Material to process >>
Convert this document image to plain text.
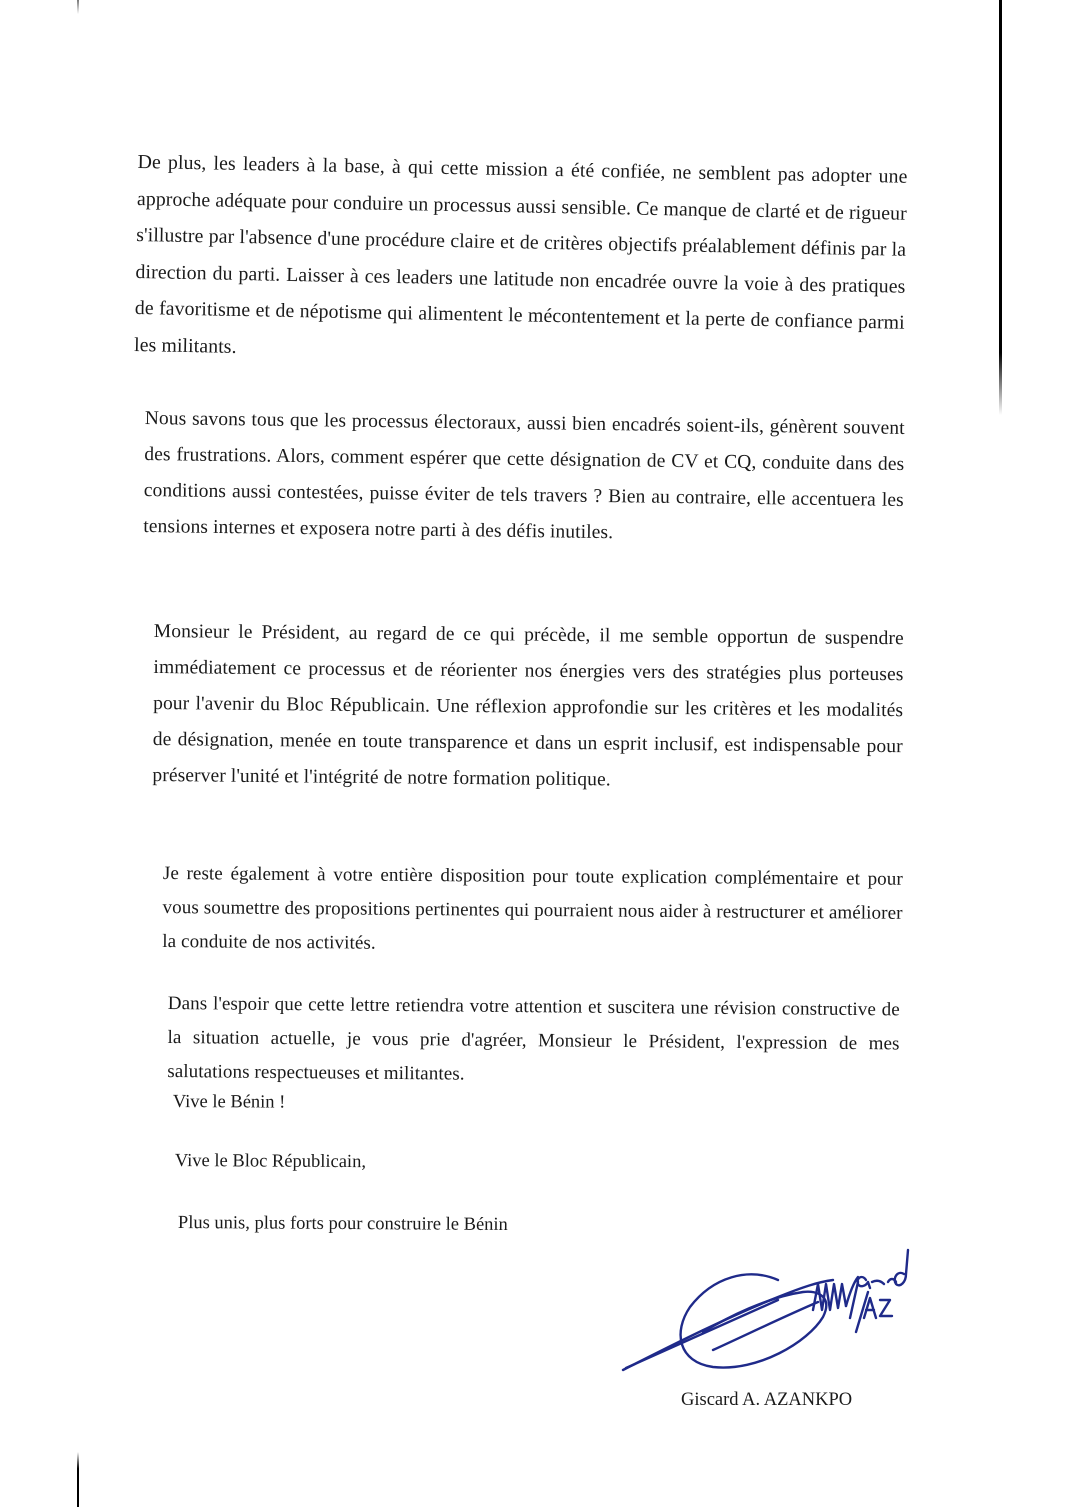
De plus, les leaders à la base, à qui cette mission a été confiée, ne semblent pas adopter une approche adéquate pour conduire un processus aussi sensible. Ce manque de clarté et de rigueur s'illustre par l'absence d'une procédure claire et de critères objectifs préalablement définis par la direction du parti. Laisser à ces leaders une latitude non encadrée ouvre la voie à des pratiques de favoritisme et de népotisme qui alimentent le mécontentement et la perte de confiance parmi les militants.

Nous savons tous que les processus électoraux, aussi bien encadrés soient-ils, génèrent souvent des frustrations. Alors, comment espérer que cette désignation de CV et CQ, conduite dans des conditions aussi contestées, puisse éviter de tels travers ? Bien au contraire, elle accentuera les tensions internes et exposera notre parti à des défis inutiles.

Monsieur le Président, au regard de ce qui précède, il me semble opportun de suspendre immédiatement ce processus et de réorienter nos énergies vers des stratégies plus porteuses pour l'avenir du Bloc Républicain. Une réflexion approfondie sur les critères et les modalités de désignation, menée en toute transparence et dans un esprit inclusif, est indispensable pour préserver l'unité et l'intégrité de notre formation politique.

Je reste également à votre entière disposition pour toute explication complémentaire et pour vous soumettre des propositions pertinentes qui pourraient nous aider à restructurer et améliorer la conduite de nos activités.

Dans l'espoir que cette lettre retiendra votre attention et suscitera une révision constructive de la situation actuelle, je vous prie d'agréer, Monsieur le Président, l'expression de mes salutations respectueuses et militantes.

Vive le Bénin !
Vive le Bloc Républicain,
Plus unis, plus forts pour construire le Bénin
Giscard A. AZANKPO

To do >> Find and copy every line in the entries above where the string "Républicain" occurs.

Result >>
Monsieur le Président, au regard de ce qui précède, il me semble opportun de suspendre immédiatement ce processus et de réorienter nos énergies vers des stratégies plus porteuses pour l'avenir du Bloc Républicain. Une réflexion approfondie sur les critères et les modalités de désignation, menée en toute transparence et dans un esprit inclusif, est indispensable pour préserver l'unité et l'intégrité de notre formation politique.
Vive le Bloc Républicain,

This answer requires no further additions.